● TASK DETAILS:
Below are the records. List every line holding the word "text".
++++ PROVIDED INFORMATION ++++
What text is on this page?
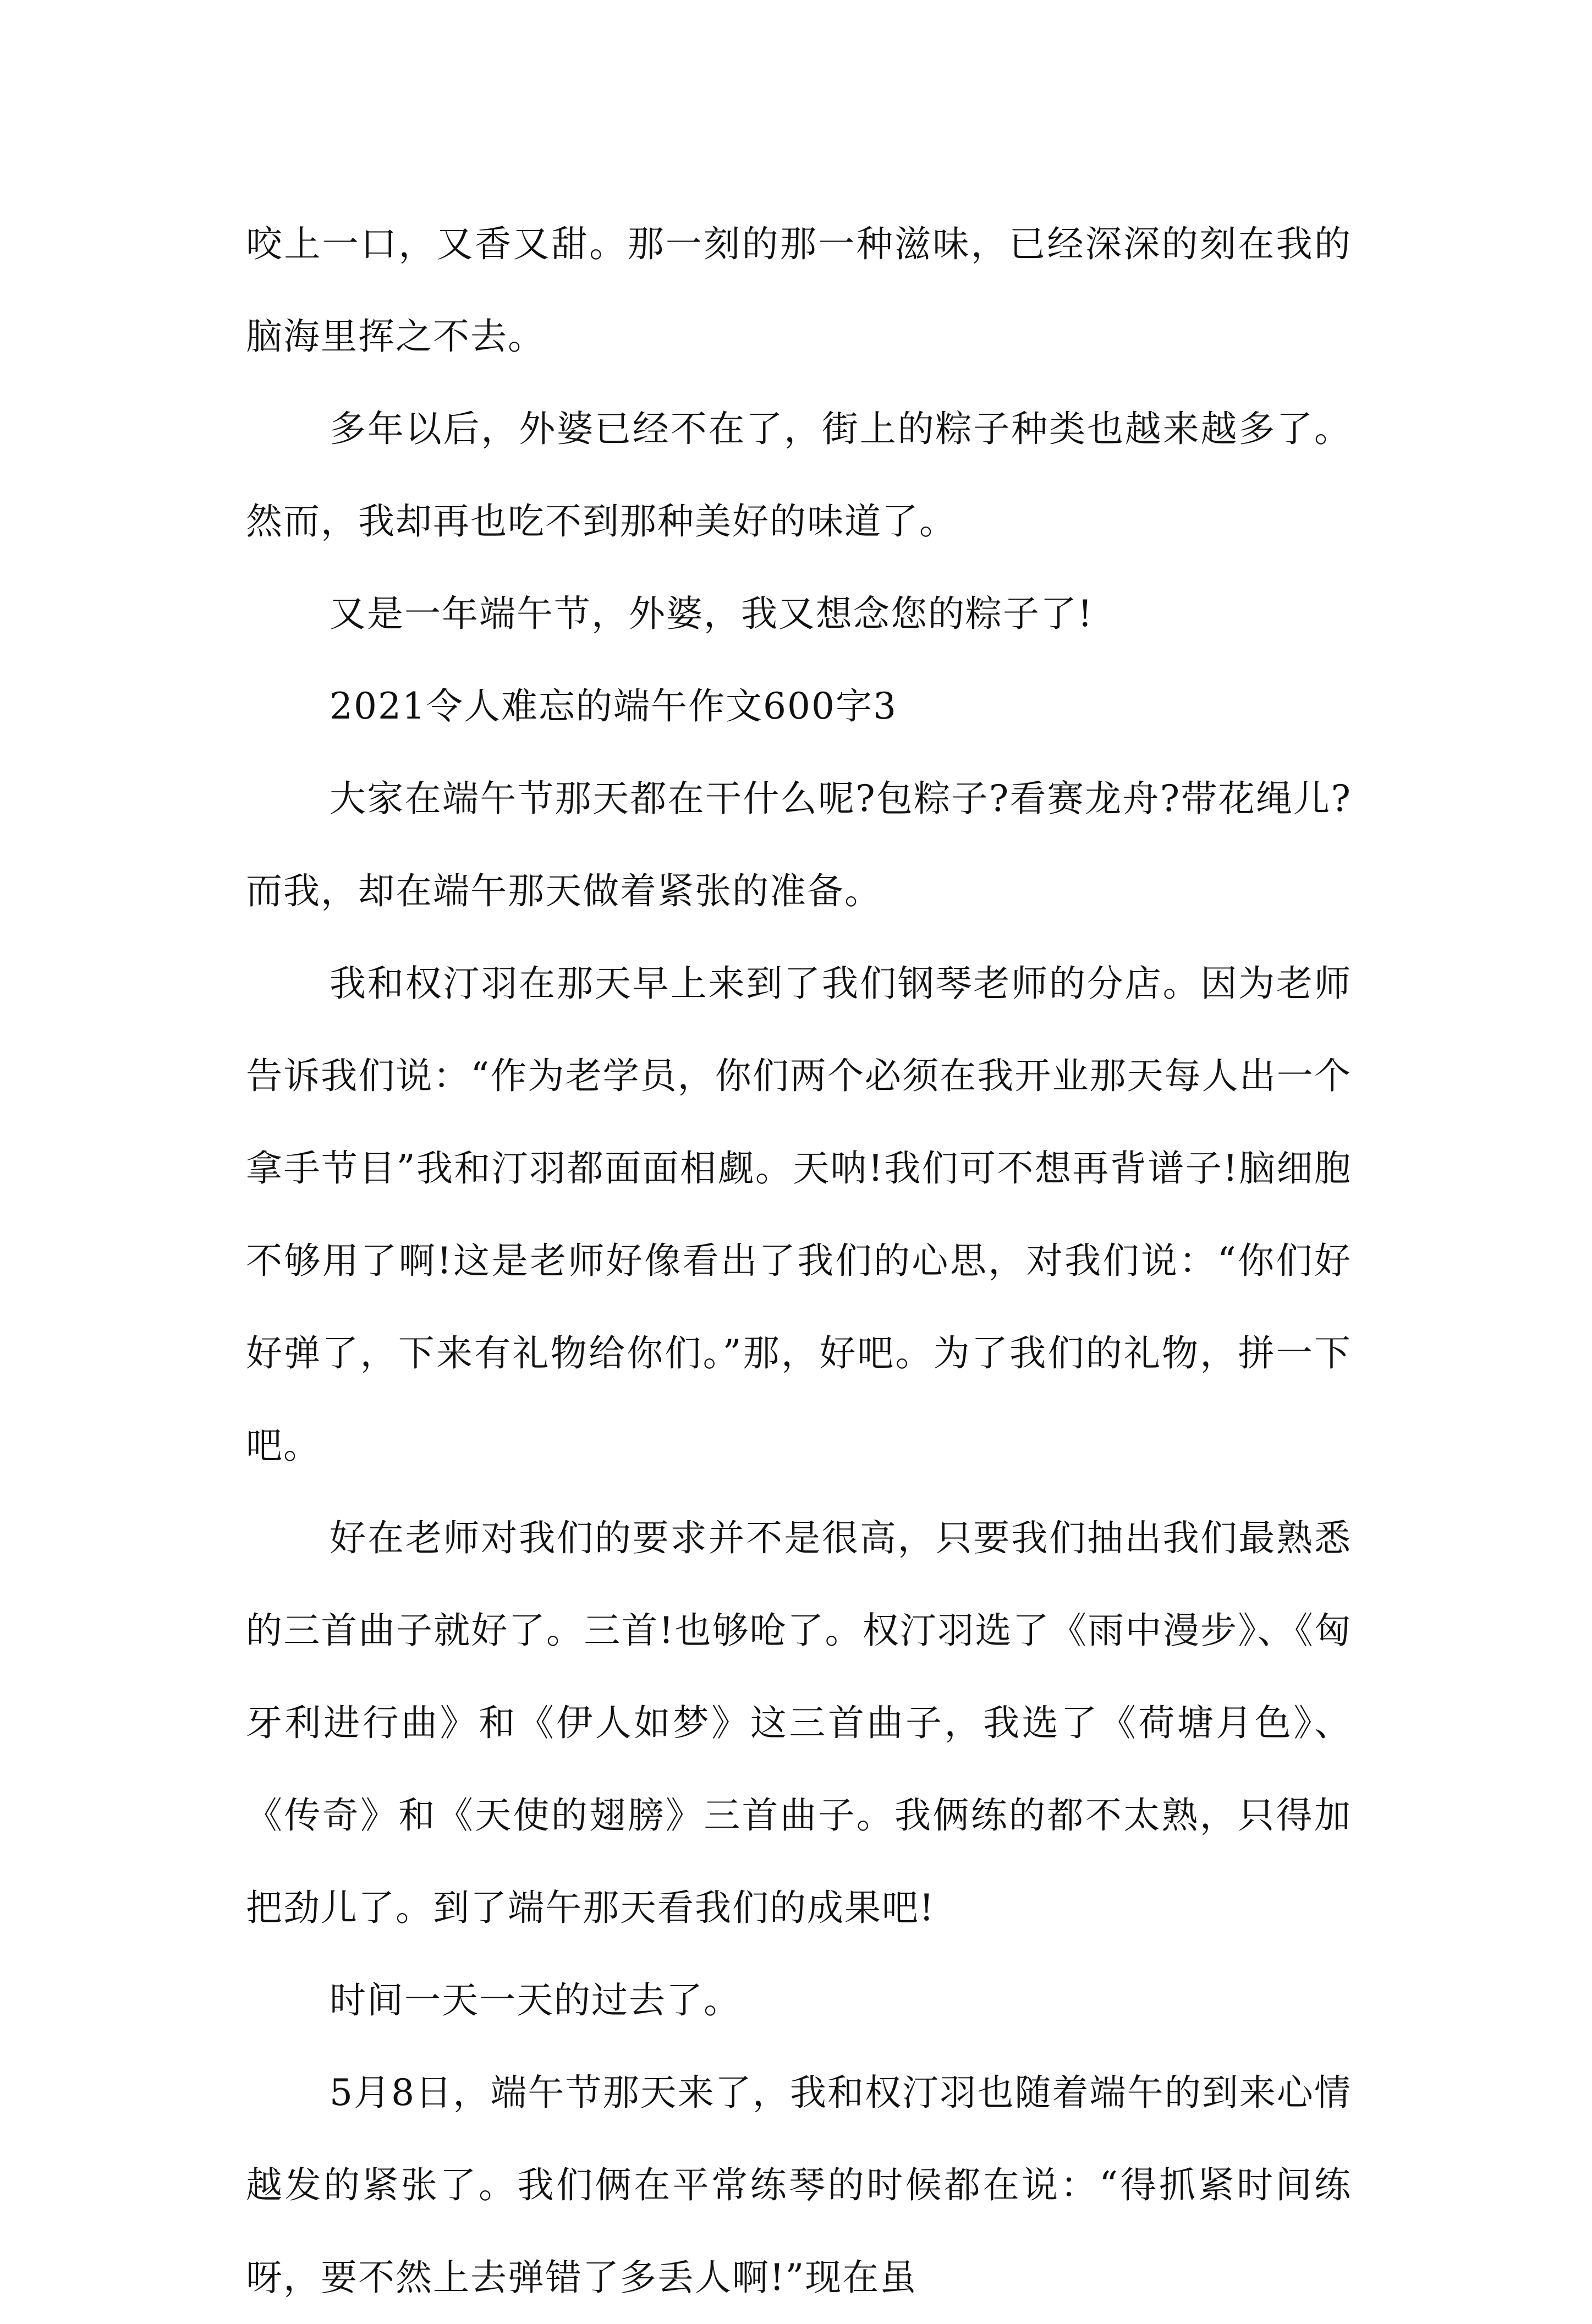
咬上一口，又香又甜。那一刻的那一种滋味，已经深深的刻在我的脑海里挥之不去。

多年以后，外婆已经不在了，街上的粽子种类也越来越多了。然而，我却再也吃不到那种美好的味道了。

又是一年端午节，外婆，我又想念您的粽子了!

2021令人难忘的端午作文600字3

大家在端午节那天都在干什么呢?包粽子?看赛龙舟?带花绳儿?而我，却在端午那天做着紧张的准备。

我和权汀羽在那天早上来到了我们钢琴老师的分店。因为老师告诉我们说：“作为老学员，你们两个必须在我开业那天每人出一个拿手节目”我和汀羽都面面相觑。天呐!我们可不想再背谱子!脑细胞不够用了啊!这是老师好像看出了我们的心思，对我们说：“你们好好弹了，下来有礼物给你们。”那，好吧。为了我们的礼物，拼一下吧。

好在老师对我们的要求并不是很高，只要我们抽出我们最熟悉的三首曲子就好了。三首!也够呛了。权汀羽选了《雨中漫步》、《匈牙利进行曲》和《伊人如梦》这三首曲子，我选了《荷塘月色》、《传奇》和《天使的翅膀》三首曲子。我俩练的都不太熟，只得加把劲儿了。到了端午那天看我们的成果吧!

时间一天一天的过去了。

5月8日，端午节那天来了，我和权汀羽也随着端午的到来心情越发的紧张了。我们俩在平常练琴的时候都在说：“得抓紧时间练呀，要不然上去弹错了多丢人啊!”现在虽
++++
++++ PROVIDED INFORMATION ++++
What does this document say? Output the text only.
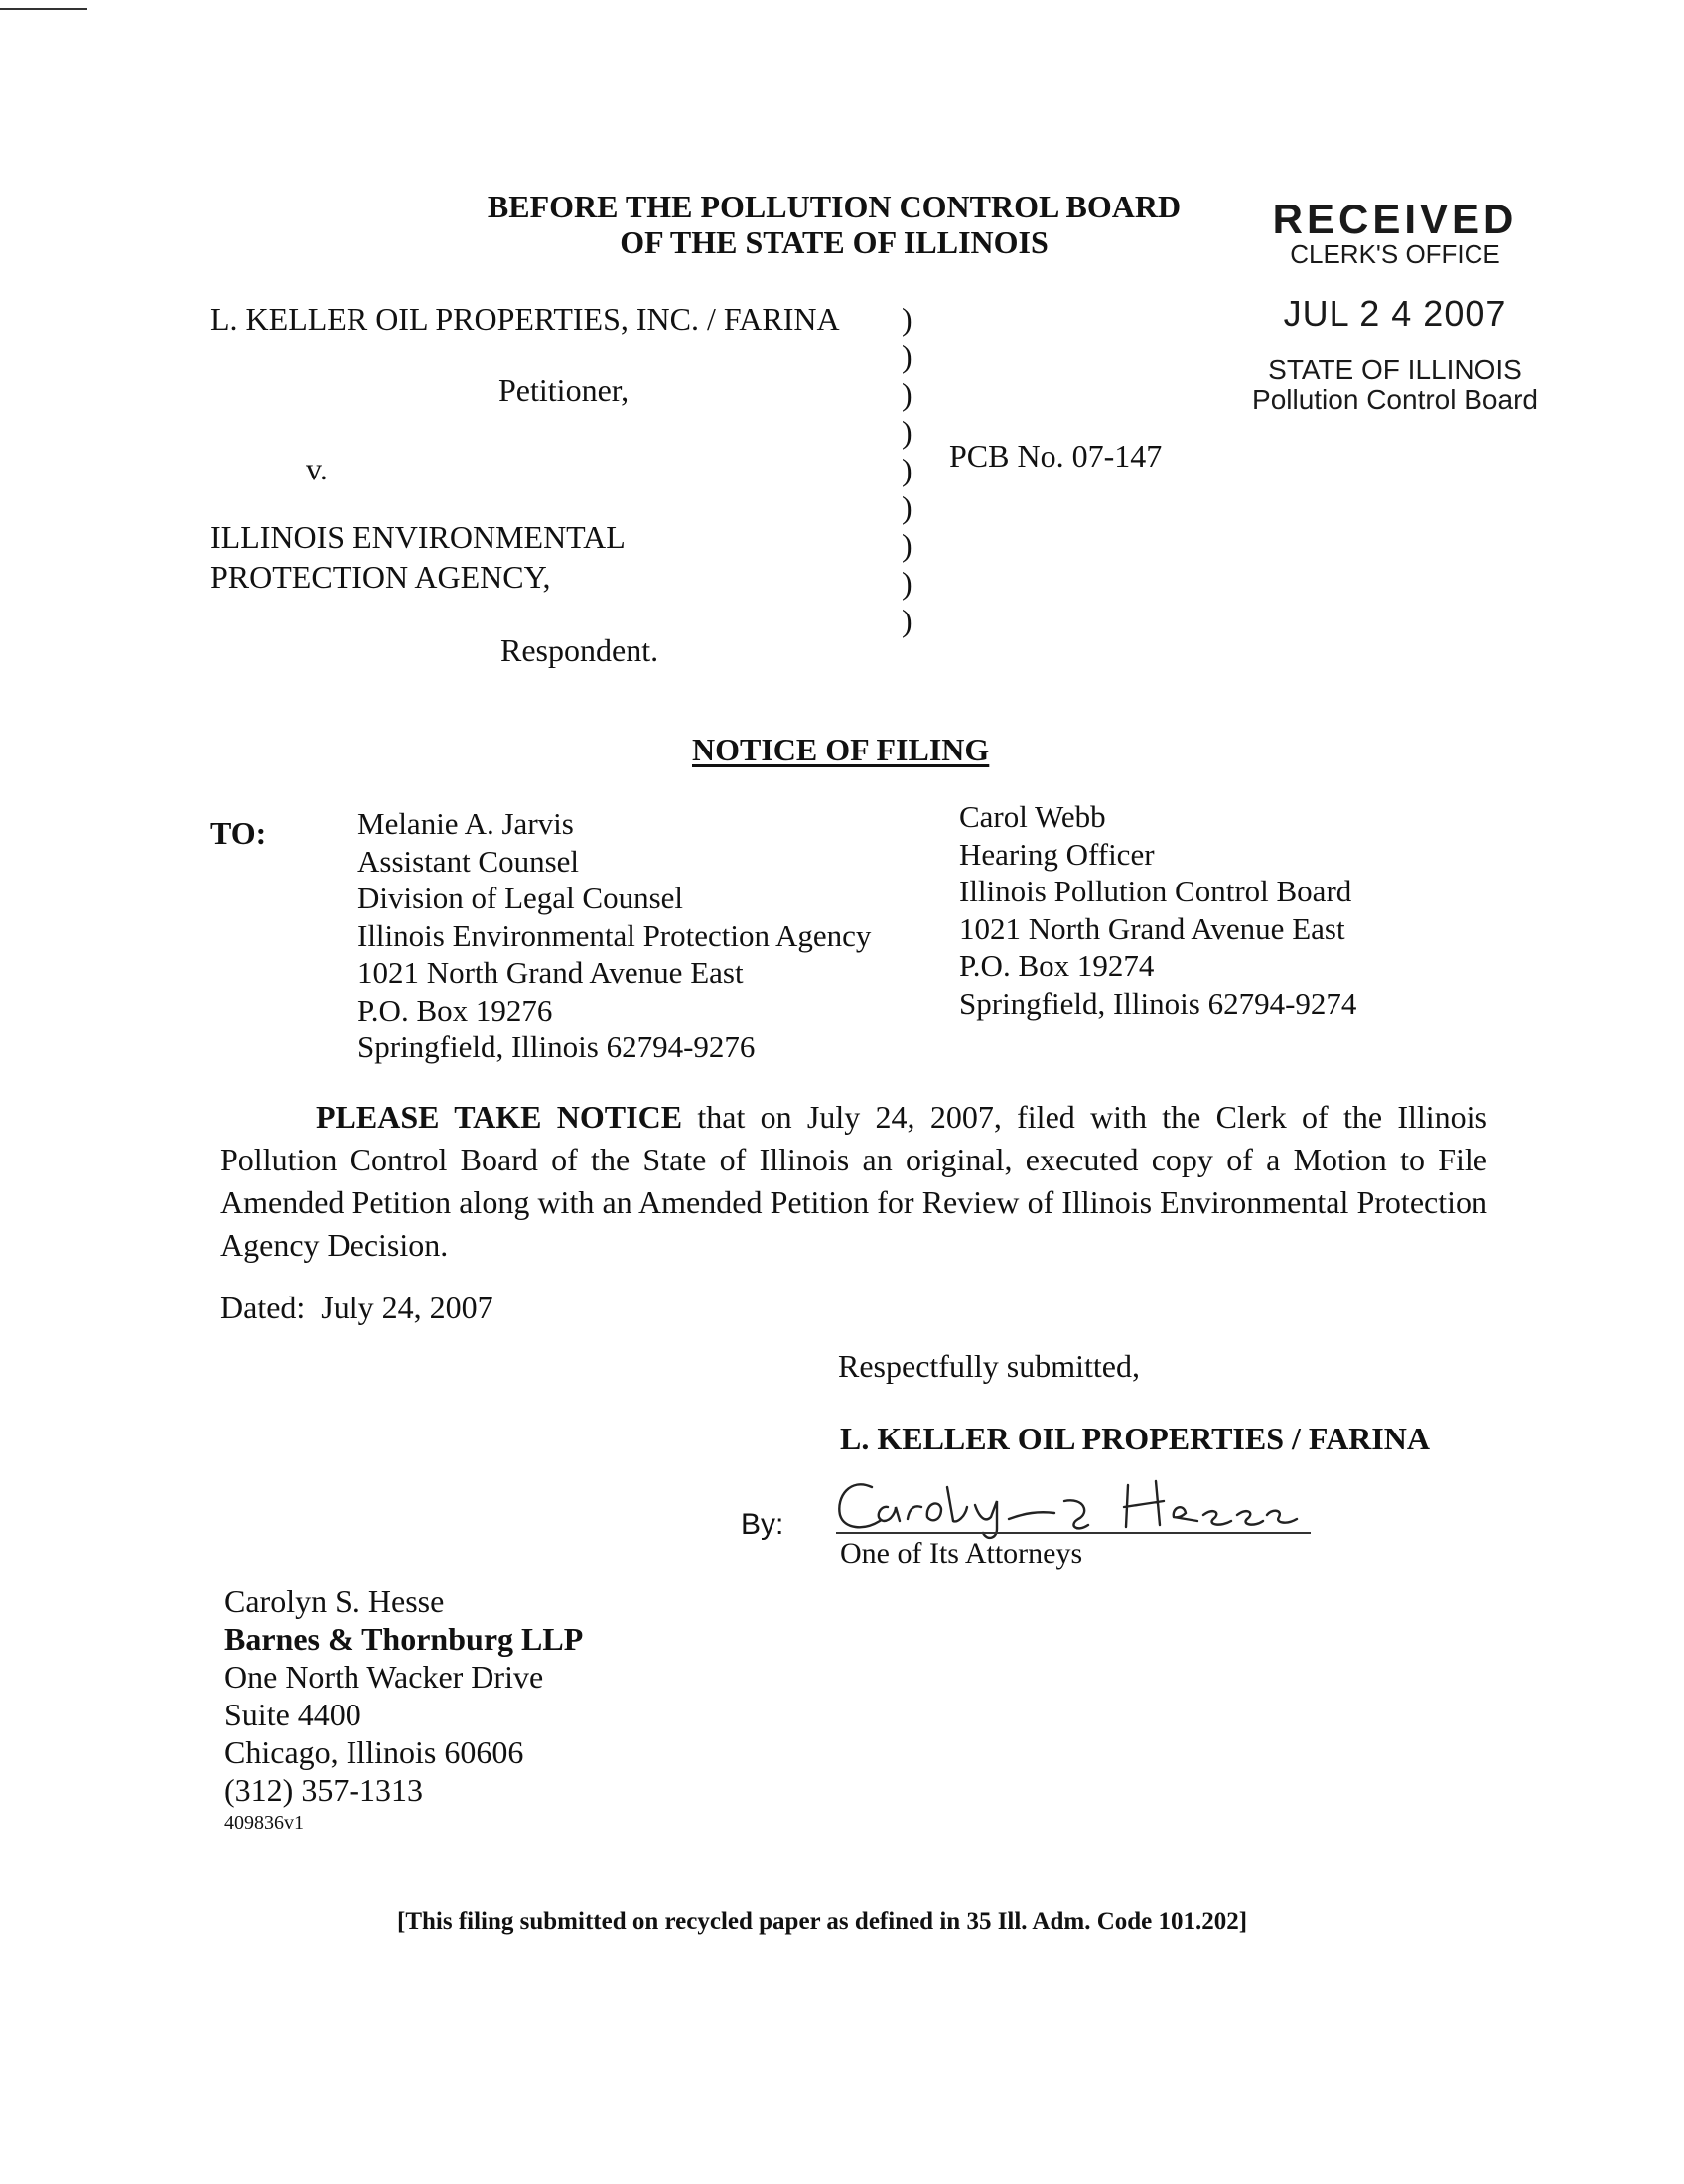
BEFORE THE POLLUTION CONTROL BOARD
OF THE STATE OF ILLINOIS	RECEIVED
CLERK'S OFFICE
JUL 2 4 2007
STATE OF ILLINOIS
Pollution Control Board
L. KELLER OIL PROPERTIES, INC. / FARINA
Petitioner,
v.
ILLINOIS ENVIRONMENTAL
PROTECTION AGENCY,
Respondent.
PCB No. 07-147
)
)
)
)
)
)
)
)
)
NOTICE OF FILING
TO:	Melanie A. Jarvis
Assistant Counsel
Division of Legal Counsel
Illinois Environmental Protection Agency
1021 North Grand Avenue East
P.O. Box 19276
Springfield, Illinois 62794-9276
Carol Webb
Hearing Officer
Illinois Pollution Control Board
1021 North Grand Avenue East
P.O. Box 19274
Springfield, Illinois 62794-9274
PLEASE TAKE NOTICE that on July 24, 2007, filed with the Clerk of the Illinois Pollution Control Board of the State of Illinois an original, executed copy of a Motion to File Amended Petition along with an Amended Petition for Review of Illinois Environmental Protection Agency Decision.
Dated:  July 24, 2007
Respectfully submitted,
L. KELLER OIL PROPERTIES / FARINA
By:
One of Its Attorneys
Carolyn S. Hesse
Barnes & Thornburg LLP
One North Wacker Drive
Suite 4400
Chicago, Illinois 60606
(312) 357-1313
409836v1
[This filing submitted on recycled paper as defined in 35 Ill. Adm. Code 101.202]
++++
++++ PROVIDED INFORMATION ++++
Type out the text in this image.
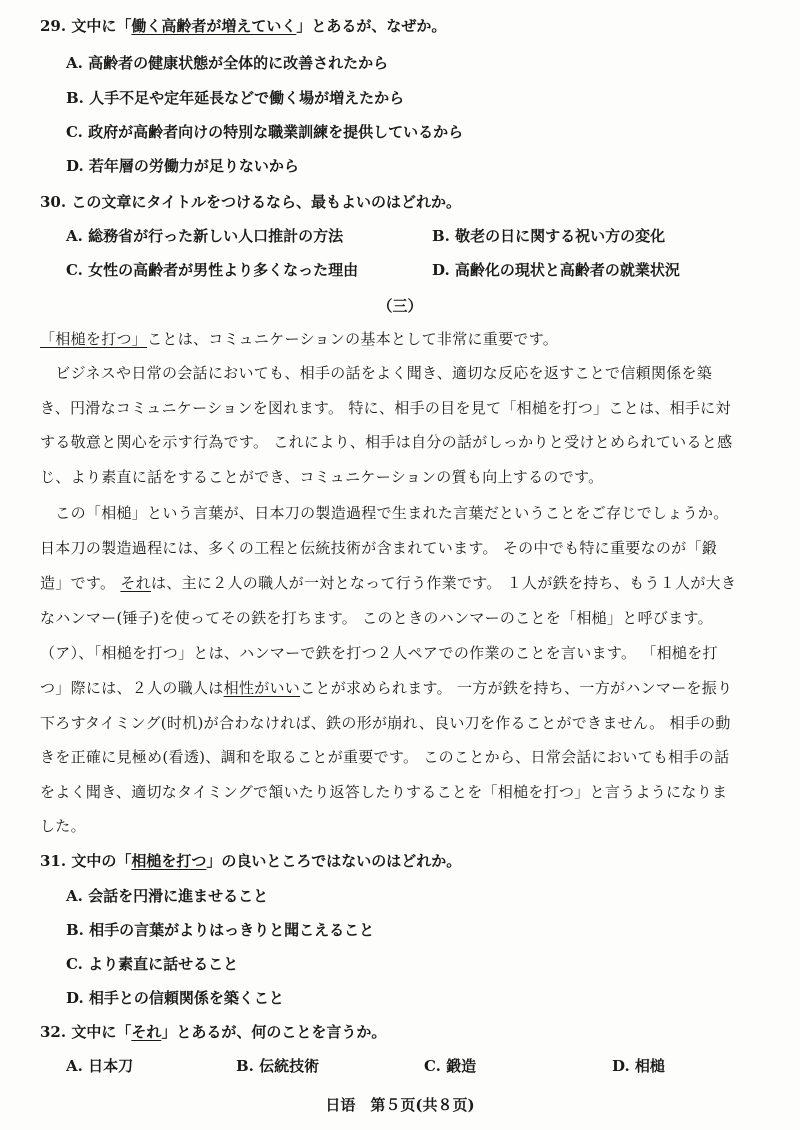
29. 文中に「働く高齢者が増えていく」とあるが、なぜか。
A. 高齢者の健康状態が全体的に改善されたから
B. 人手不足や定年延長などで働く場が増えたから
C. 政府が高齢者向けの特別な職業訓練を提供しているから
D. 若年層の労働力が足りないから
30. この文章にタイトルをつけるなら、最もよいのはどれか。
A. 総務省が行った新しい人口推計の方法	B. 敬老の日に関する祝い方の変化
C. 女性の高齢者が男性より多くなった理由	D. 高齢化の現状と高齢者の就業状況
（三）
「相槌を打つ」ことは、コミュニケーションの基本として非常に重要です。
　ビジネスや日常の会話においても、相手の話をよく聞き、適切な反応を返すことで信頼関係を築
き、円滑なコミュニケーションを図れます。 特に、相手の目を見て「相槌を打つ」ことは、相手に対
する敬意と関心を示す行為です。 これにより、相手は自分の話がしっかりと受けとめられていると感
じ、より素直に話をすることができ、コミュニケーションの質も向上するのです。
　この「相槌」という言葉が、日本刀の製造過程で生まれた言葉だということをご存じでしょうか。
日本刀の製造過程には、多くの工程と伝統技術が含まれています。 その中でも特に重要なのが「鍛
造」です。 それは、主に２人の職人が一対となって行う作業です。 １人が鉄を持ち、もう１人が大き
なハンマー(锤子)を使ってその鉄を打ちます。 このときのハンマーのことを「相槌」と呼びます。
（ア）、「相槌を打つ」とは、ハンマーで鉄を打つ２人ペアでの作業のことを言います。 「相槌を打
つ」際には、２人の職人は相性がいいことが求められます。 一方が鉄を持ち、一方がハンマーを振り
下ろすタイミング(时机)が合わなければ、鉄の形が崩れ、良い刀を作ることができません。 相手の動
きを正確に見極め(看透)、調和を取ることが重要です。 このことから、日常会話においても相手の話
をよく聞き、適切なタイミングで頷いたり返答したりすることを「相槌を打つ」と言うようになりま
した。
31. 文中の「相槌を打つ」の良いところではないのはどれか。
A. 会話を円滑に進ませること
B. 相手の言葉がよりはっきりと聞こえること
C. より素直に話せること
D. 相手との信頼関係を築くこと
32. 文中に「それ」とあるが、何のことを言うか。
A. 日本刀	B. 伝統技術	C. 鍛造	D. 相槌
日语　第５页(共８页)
++++
● RESULT:
What text is on this page?
What does this document say? Output the text only.
Type out the text in this image.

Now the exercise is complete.